What is asked
Check each line of the listing below for the string "Predicted", and copy the ones that have it.

Task inputs
====
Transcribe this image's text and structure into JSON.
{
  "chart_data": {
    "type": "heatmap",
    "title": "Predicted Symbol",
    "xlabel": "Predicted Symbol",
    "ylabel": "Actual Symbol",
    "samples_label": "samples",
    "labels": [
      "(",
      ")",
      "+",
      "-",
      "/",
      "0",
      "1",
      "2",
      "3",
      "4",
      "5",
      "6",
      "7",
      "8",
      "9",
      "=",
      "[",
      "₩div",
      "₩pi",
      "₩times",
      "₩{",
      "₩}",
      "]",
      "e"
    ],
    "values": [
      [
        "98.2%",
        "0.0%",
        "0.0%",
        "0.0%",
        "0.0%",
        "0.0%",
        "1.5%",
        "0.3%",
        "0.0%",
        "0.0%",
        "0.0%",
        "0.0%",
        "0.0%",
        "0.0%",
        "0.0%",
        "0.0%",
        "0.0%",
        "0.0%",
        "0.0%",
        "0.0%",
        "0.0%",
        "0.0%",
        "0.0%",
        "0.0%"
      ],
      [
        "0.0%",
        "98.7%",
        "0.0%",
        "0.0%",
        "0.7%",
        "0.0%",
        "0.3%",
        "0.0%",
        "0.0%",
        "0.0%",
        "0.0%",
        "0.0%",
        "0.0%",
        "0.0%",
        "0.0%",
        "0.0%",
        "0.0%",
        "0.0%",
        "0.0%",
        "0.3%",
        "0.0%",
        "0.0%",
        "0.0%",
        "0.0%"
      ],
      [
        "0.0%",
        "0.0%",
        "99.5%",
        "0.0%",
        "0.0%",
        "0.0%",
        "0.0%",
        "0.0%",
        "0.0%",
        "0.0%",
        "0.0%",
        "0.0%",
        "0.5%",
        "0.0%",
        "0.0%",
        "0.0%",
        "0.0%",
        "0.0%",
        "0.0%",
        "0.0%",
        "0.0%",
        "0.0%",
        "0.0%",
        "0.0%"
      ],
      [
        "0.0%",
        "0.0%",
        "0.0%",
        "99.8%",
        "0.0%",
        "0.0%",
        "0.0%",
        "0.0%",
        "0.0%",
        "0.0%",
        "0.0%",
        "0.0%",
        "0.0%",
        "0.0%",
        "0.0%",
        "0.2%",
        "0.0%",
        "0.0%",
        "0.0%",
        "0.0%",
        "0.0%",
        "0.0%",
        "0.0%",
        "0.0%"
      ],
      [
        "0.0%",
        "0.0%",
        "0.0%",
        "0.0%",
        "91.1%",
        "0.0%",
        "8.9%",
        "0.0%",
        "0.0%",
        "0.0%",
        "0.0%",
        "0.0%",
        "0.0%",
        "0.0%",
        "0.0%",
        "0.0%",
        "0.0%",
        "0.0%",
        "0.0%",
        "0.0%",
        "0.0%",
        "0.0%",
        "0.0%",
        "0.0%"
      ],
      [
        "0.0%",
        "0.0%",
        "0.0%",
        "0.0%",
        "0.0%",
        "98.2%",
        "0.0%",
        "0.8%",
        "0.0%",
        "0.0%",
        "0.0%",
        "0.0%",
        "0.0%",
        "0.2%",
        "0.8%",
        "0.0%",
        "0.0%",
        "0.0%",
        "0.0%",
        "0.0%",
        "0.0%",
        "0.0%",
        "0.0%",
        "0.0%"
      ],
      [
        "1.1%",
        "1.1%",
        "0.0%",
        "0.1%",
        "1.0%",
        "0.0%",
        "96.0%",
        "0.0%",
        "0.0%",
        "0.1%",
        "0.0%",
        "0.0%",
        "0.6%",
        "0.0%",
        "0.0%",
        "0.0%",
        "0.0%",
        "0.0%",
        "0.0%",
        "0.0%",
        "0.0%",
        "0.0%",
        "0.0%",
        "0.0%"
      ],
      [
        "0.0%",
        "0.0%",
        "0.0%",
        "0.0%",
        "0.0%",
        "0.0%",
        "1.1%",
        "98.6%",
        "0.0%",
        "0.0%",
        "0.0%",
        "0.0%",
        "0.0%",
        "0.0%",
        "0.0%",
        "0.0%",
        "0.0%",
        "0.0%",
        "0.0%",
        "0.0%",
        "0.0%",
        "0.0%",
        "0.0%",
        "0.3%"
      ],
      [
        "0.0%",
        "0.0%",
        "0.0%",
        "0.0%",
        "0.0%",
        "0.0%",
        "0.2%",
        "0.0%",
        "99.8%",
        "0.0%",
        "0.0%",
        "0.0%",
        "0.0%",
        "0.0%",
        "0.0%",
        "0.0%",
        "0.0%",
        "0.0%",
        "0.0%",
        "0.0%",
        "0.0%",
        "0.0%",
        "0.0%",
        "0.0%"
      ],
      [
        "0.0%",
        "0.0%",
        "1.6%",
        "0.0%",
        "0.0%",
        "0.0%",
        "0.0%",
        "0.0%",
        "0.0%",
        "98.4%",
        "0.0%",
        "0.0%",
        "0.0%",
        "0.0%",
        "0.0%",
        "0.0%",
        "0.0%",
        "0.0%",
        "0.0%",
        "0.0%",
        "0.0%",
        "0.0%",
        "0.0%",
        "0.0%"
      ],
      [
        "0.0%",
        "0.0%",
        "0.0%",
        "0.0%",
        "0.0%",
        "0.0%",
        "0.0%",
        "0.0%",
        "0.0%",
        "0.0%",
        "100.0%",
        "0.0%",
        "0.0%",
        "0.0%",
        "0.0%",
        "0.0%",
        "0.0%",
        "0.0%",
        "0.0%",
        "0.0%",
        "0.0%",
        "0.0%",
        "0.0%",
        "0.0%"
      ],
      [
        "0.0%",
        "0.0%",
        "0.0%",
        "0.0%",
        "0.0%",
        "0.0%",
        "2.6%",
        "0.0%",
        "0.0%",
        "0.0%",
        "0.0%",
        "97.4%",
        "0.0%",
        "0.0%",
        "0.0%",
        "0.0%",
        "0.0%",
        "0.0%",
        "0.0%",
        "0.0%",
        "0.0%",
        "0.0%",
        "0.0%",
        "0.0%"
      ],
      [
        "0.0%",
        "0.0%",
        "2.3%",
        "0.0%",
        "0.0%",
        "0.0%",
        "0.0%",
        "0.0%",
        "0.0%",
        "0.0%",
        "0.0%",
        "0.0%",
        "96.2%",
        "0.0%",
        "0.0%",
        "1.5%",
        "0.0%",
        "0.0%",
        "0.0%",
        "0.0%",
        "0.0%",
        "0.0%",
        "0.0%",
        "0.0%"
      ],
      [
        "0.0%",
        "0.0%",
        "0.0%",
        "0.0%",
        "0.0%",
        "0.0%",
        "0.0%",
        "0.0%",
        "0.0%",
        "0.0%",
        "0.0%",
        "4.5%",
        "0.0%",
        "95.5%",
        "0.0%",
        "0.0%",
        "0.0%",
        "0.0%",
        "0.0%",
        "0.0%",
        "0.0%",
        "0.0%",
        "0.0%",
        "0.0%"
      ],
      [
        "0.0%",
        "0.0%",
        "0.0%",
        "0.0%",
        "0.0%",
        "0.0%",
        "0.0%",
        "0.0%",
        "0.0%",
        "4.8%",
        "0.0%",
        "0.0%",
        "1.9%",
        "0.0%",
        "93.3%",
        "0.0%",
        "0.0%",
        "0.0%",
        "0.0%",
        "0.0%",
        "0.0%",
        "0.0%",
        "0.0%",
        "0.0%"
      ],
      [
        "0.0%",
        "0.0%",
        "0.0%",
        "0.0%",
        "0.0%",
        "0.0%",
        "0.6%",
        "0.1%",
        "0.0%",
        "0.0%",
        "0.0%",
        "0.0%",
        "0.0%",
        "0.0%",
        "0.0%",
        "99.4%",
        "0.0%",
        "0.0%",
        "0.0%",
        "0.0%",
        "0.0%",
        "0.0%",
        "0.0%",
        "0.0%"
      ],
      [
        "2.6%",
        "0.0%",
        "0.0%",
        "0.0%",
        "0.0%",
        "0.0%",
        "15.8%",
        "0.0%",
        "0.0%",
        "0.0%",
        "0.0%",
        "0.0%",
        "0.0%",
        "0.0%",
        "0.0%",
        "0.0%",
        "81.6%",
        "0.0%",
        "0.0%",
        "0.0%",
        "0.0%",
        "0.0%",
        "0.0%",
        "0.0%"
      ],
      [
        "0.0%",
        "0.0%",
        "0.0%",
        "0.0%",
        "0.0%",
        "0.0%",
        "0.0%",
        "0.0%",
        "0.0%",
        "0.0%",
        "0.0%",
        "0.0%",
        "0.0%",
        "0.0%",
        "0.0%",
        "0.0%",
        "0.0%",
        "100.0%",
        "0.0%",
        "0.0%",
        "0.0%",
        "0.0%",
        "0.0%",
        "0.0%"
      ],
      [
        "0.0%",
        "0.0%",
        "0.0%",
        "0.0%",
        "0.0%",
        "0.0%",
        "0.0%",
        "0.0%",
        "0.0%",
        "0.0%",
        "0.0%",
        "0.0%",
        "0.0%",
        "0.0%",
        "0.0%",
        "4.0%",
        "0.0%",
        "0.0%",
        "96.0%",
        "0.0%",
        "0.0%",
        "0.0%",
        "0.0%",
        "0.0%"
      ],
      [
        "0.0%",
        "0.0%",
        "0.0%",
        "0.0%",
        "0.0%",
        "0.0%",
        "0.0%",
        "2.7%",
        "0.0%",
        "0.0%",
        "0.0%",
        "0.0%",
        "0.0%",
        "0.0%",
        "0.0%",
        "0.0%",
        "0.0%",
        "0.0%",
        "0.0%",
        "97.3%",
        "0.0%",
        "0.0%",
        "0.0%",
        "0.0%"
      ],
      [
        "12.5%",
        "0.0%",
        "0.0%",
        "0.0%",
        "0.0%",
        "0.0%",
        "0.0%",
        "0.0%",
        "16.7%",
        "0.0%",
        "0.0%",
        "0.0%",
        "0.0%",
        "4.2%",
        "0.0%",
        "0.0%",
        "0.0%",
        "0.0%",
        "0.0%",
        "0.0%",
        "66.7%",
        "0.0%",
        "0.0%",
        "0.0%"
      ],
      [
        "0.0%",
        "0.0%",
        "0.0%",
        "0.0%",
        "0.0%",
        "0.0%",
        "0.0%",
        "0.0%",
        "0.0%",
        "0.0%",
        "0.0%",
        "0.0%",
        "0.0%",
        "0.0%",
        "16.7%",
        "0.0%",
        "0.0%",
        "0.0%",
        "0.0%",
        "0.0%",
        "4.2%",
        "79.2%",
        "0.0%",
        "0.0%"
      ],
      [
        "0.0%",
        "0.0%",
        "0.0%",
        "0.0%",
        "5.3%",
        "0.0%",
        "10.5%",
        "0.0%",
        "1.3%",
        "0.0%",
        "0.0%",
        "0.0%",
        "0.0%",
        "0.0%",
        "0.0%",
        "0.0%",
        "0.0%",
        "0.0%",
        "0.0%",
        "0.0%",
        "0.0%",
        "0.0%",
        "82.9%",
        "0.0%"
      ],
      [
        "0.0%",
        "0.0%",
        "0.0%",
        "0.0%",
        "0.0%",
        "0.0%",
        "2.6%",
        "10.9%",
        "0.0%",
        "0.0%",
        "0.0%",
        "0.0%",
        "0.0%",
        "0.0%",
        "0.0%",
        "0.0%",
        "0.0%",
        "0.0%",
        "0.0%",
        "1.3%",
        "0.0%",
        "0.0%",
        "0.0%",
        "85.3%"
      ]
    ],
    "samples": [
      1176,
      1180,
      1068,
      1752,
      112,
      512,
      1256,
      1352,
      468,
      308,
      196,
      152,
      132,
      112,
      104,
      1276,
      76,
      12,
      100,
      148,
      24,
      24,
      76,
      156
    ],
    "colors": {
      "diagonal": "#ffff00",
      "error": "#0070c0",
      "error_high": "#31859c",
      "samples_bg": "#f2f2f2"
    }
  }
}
====
Result of this exercise
    "title": "Predicted Symbol",
    "xlabel": "Predicted Symbol",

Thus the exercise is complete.